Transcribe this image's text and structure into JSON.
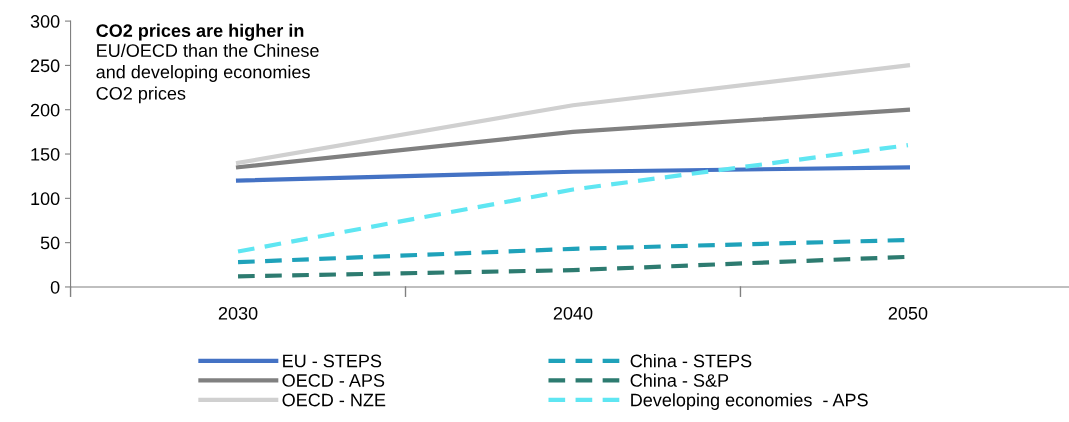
{
  "chart_data": {
    "type": "line",
    "title": "CO2 prices are higher in",
    "annotations": [
      "EU/OECD than the Chinese\nand developing economies\nCO2 prices"
    ],
    "categories": [
      "2030",
      "2040",
      "2050"
    ],
    "series": [
      {
        "name": "EU - STEPS",
        "color": "#4472c4",
        "values": [
          120,
          130,
          135
        ],
        "line_style": "solid"
      },
      {
        "name": "OECD - APS",
        "color": "#808080",
        "values": [
          135,
          175,
          200
        ],
        "line_style": "solid"
      },
      {
        "name": "OECD - NZE",
        "color": "#d0d0d0",
        "values": [
          140,
          205,
          250
        ],
        "line_style": "solid"
      },
      {
        "name": "China - STEPS",
        "color": "#1fa2ba",
        "values": [
          28,
          43,
          53
        ],
        "line_style": "dashed"
      },
      {
        "name": "China - S&P",
        "color": "#2d7b70",
        "values": [
          12,
          19,
          34
        ],
        "line_style": "dashed"
      },
      {
        "name": "Developing economies  - APS",
        "color": "#5fe6f2",
        "values": [
          40,
          110,
          160
        ],
        "line_style": "dashed"
      }
    ],
    "ylim": [
      0,
      300
    ],
    "yticks": [
      0,
      50,
      100,
      150,
      200,
      250,
      300
    ],
    "grid": false,
    "legend": "bottom",
    "marker": "none"
  }
}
# # #
Copy out all lines that carry the word "name".

        "name": "EU - STEPS",
        "name": "OECD - APS",
        "name": "OECD - NZE",
        "name": "China - STEPS",
        "name": "China - S&P",
        "name": "Developing economies  - APS",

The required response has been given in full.